Exercise >>
Extract the listing in its entirety, keeping each line identical to the original.

>> start Raw records

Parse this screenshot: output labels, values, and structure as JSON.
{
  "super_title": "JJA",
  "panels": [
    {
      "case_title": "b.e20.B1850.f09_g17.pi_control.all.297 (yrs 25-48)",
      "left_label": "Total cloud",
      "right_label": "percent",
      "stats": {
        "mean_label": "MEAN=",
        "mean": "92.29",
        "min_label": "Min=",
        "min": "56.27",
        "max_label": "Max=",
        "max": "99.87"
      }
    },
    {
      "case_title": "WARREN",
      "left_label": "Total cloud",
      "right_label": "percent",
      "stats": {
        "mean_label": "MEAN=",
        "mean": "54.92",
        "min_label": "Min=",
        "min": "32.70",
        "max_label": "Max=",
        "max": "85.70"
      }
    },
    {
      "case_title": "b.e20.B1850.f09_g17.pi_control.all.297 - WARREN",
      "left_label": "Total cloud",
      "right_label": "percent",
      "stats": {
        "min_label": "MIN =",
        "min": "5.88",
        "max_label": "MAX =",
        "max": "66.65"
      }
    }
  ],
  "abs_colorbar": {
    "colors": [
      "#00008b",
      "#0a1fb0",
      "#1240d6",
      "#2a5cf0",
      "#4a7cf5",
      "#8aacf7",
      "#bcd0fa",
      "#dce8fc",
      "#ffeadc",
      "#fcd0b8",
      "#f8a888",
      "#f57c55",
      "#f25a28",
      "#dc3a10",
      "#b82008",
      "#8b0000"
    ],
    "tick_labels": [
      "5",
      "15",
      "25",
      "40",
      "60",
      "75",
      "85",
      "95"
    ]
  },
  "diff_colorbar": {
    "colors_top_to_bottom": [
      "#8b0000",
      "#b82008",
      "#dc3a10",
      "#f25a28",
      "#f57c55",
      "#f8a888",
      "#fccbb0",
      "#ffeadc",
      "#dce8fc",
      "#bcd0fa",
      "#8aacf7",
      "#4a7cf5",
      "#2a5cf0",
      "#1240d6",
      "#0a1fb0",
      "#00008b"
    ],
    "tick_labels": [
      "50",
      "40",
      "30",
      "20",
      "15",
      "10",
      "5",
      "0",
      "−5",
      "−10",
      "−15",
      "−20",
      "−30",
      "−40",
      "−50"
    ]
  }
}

>> end Raw records

Result for this task >>
Parse this screenshot: output labels, values, and structure as JSON.
{
  "super_title": "JJA",
  "panels": [
    {
      "case_title": "b.e20.B1850.f09_g17.pi_control.all.297 (yrs 25-48)",
      "left_label": "Total cloud",
      "right_label": "percent",
      "stats": {
        "mean_label": "MEAN=",
        "mean": "92.29",
        "min_label": "Min=",
        "min": "56.27",
        "max_label": "Max=",
        "max": "99.87"
      }
    },
    {
      "case_title": "WARREN",
      "left_label": "Total cloud",
      "right_label": "percent",
      "stats": {
        "mean_label": "MEAN=",
        "mean": "54.92",
        "min_label": "Min=",
        "min": "32.70",
        "max_label": "Max=",
        "max": "85.70"
      }
    },
    {
      "case_title": "b.e20.B1850.f09_g17.pi_control.all.297 - WARREN",
      "left_label": "Total cloud",
      "right_label": "percent",
      "stats": {
        "min_label": "MIN =",
        "min": "5.88",
        "max_label": "MAX =",
        "max": "66.65"
      }
    }
  ],
  "abs_colorbar": {
    "colors": [
      "#00008b",
      "#0a1fb0",
      "#1240d6",
      "#2a5cf0",
      "#4a7cf5",
      "#8aacf7",
      "#bcd0fa",
      "#dce8fc",
      "#ffeadc",
      "#fcd0b8",
      "#f8a888",
      "#f57c55",
      "#f25a28",
      "#dc3a10",
      "#b82008",
      "#8b0000"
    ],
    "tick_labels": [
      "5",
      "15",
      "25",
      "40",
      "60",
      "75",
      "85",
      "95"
    ]
  },
  "diff_colorbar": {
    "colors_top_to_bottom": [
      "#8b0000",
      "#b82008",
      "#dc3a10",
      "#f25a28",
      "#f57c55",
      "#f8a888",
      "#fccbb0",
      "#ffeadc",
      "#dce8fc",
      "#bcd0fa",
      "#8aacf7",
      "#4a7cf5",
      "#2a5cf0",
      "#1240d6",
      "#0a1fb0",
      "#00008b"
    ],
    "tick_labels": [
      "50",
      "40",
      "30",
      "20",
      "15",
      "10",
      "5",
      "0",
      "−5",
      "−10",
      "−15",
      "−20",
      "−30",
      "−40",
      "−50"
    ]
  }
}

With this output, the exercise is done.